- _PROBLEM DETAILS_:
Word for word, print each line of the listing below; pictures stay out.
** Start **
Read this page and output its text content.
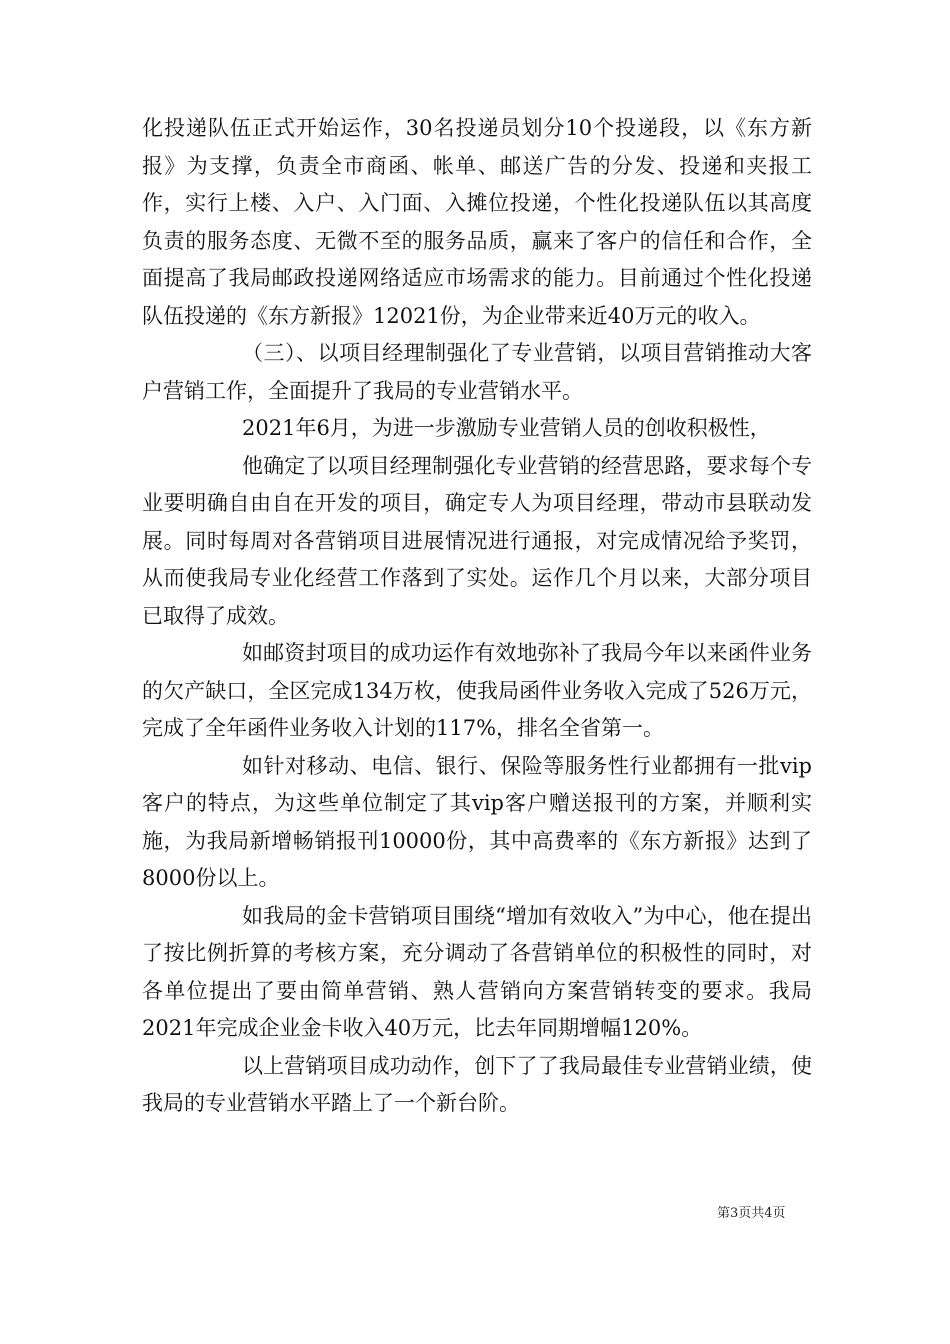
化投递队伍正式开始运作，30名投递员划分10个投递段，以《东方新报》为支撑，负责全市商函、帐单、邮送广告的分发、投递和夹报工作，实行上楼、入户、入门面、入摊位投递，个性化投递队伍以其高度负责的服务态度、无微不至的服务品质，赢来了客户的信任和合作，全面提高了我局邮政投递网络适应市场需求的能力。目前通过个性化投递队伍投递的《东方新报》12021份，为企业带来近40万元的收入。

（三）、以项目经理制强化了专业营销，以项目营销推动大客户营销工作，全面提升了我局的专业营销水平。

2021年6月，为进一步激励专业营销人员的创收积极性，

他确定了以项目经理制强化专业营销的经营思路，要求每个专业要明确自由自在开发的项目，确定专人为项目经理，带动市县联动发展。同时每周对各营销项目进展情况进行通报，对完成情况给予奖罚，从而使我局专业化经营工作落到了实处。运作几个月以来，大部分项目已取得了成效。

如邮资封项目的成功运作有效地弥补了我局今年以来函件业务的欠产缺口，全区完成134万枚，使我局函件业务收入完成了526万元，完成了全年函件业务收入计划的117%，排名全省第一。

如针对移动、电信、银行、保险等服务性行业都拥有一批vip客户的特点，为这些单位制定了其vip客户赠送报刊的方案，并顺利实施，为我局新增畅销报刊10000份，其中高费率的《东方新报》达到了8000份以上。

如我局的金卡营销项目围绕“增加有效收入”为中心，他在提出了按比例折算的考核方案，充分调动了各营销单位的积极性的同时，对各单位提出了要由简单营销、熟人营销向方案营销转变的要求。我局2021年完成企业金卡收入40万元，比去年同期增幅120%。

以上营销项目成功动作，创下了了我局最佳专业营销业绩，使我局的专业营销水平踏上了一个新台阶。

第3页共4页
** End **
- _OUTPUT OF THE EXERCISE_:
Read this page and output its text content.
化投递队伍正式开始运作，30名投递员划分10个投递段，以《东方新报》为支撑，负责全市商函、帐单、邮送广告的分发、投递和夹报工作，实行上楼、入户、入门面、入摊位投递，个性化投递队伍以其高度负责的服务态度、无微不至的服务品质，赢来了客户的信任和合作，全面提高了我局邮政投递网络适应市场需求的能力。目前通过个性化投递队伍投递的《东方新报》12021份，为企业带来近40万元的收入。

（三）、以项目经理制强化了专业营销，以项目营销推动大客户营销工作，全面提升了我局的专业营销水平。

2021年6月，为进一步激励专业营销人员的创收积极性，

他确定了以项目经理制强化专业营销的经营思路，要求每个专业要明确自由自在开发的项目，确定专人为项目经理，带动市县联动发展。同时每周对各营销项目进展情况进行通报，对完成情况给予奖罚，从而使我局专业化经营工作落到了实处。运作几个月以来，大部分项目已取得了成效。

如邮资封项目的成功运作有效地弥补了我局今年以来函件业务的欠产缺口，全区完成134万枚，使我局函件业务收入完成了526万元，完成了全年函件业务收入计划的117%，排名全省第一。

如针对移动、电信、银行、保险等服务性行业都拥有一批vip客户的特点，为这些单位制定了其vip客户赠送报刊的方案，并顺利实施，为我局新增畅销报刊10000份，其中高费率的《东方新报》达到了8000份以上。

如我局的金卡营销项目围绕“增加有效收入”为中心，他在提出了按比例折算的考核方案，充分调动了各营销单位的积极性的同时，对各单位提出了要由简单营销、熟人营销向方案营销转变的要求。我局2021年完成企业金卡收入40万元，比去年同期增幅120%。

以上营销项目成功动作，创下了了我局最佳专业营销业绩，使我局的专业营销水平踏上了一个新台阶。

第3页共4页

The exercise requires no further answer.